***** Selected text *****
MASSACHUSETTS COLLEGE students are not allowed to get health coverage through the state Connector Authority’s program of subsidized Commonwealth Care. So private, for-profit health insurance companies are making a killing on students who are not covered by their parents, spouses, or employers. The state, which is exploring ways to ease the burden, should either reverse that policy or find some other way to keep high insurance premiums from adding to the skyrocketing tuition and fees that students have to pay.
According to a report by the state’s Division of Health Care Finance and Policy, 30 cents of every premium dollar for student insurance goes toward profits and administrative costs. That compares with 12 cents for policies sold to the general public. With some of the student policies, less than 60 cents of every premium dollar goes to actual health benefits.
Students in Massachusetts have been required to have health insurance for the last 20 years, and most get it through their families to employers. But for the 97,000 remaining students who get covered through their schools, the policies can be shoddy:
[These] plans are not required to provide the “minimum credible coverage” standard that plans for the general population must meet under [Massachusetts’ 2006 universal health care law]. Many student policies have limits on payments for hospitalization, prescription drugs, and doctors’ visits. In 2008, 951 insured students had outpatient costs that exceeded their caps.
*****
Work instruction: Decide whether each statement agrees with the text on student health insurance in Massachusetts: (a) Massachusetts college students may get health coverage through subsidized Commonwealth Care; (b) 30 cents of every premium dollar for student insurance goes toward profits and administrative costs; (c) students in Massachusetts have been required to have health insurance for the last 10 years. Answer yes or no for each, quoting the deciding words of the text.
***** Supplied entries *****
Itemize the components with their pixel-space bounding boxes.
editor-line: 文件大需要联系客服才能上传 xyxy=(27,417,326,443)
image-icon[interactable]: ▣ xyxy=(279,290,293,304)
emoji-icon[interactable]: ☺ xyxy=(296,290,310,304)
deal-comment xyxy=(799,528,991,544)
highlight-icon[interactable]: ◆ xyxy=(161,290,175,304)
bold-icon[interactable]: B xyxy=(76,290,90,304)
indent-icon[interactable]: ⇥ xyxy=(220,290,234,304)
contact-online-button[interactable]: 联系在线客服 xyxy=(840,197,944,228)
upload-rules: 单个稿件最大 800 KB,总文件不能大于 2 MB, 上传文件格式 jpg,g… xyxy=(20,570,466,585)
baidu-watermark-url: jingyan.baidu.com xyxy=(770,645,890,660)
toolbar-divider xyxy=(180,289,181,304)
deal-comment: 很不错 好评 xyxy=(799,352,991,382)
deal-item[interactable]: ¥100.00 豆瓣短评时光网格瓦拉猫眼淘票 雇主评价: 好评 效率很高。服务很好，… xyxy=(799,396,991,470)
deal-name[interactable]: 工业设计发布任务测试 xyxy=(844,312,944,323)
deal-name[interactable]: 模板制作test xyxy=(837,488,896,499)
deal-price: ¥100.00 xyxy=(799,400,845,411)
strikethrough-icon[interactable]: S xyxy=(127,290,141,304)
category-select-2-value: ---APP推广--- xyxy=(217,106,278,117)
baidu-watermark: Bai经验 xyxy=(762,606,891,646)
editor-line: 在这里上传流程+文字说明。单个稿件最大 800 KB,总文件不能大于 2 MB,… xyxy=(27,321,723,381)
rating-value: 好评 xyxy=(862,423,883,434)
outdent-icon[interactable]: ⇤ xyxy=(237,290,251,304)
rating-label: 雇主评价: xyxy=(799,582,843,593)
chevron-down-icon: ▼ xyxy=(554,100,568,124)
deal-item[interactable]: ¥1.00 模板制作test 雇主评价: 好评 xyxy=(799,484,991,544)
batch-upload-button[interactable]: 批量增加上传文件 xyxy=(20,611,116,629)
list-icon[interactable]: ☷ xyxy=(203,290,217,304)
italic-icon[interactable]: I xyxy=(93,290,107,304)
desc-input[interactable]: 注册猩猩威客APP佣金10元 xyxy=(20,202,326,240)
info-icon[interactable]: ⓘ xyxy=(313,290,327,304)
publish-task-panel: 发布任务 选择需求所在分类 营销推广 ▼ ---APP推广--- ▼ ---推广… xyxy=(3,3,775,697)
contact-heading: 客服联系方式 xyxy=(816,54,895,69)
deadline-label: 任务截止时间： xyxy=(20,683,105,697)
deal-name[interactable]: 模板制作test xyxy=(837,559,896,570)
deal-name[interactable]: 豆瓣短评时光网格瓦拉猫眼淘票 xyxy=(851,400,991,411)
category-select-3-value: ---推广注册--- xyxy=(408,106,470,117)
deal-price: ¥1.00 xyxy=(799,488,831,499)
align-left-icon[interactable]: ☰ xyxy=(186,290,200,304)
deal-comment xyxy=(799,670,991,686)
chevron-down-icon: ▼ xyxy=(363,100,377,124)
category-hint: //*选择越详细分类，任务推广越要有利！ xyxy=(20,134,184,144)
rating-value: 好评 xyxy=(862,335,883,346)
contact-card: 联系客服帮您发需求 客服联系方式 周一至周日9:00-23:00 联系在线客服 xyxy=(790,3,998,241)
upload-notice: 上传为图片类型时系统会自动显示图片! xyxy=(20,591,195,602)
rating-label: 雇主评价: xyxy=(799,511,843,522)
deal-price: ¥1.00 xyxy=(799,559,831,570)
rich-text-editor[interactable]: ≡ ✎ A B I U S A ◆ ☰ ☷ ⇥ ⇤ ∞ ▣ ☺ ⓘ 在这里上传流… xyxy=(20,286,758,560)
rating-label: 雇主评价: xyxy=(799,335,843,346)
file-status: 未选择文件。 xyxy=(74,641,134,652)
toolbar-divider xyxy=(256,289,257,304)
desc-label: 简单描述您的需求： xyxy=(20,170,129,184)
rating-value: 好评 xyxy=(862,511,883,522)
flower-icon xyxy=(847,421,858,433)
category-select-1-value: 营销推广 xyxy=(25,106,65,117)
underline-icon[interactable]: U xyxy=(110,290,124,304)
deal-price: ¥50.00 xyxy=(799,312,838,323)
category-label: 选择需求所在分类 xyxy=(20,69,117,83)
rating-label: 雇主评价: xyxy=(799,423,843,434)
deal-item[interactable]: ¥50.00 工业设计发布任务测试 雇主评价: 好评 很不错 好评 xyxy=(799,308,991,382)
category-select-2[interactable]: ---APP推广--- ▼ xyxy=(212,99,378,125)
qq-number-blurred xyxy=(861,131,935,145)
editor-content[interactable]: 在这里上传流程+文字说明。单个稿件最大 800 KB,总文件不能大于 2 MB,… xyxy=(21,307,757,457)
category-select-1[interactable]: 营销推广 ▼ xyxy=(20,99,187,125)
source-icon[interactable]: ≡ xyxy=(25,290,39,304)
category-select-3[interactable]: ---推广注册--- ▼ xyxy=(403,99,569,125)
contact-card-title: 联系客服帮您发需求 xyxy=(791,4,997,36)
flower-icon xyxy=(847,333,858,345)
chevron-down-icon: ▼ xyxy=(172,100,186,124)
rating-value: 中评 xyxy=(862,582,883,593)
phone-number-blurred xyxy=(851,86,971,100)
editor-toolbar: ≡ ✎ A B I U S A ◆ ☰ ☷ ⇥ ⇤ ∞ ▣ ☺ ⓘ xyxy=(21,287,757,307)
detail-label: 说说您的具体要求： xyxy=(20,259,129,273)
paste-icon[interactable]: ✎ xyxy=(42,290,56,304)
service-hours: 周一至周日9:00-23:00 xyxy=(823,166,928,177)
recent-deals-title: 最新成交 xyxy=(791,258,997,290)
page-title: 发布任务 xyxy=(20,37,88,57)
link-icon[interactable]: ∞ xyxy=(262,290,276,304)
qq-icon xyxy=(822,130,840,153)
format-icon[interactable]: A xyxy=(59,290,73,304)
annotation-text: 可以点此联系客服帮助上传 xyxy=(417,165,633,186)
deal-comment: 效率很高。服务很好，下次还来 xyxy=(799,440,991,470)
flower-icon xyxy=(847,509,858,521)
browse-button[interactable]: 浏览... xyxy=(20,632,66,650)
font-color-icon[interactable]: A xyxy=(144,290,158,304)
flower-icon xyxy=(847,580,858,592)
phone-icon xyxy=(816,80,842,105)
*****
Answer area:
(a) No: "MASSACHUSETTS COLLEGE students are not allowed to get health coverage through the state Connector Authority’s program of subsidized Commonwealth Care."
(b) Yes: "30 cents of every premium dollar for student insurance goes toward profits and administrative costs."
(c) No: "Students in Massachusetts have been required to have health insurance for the last 20 years."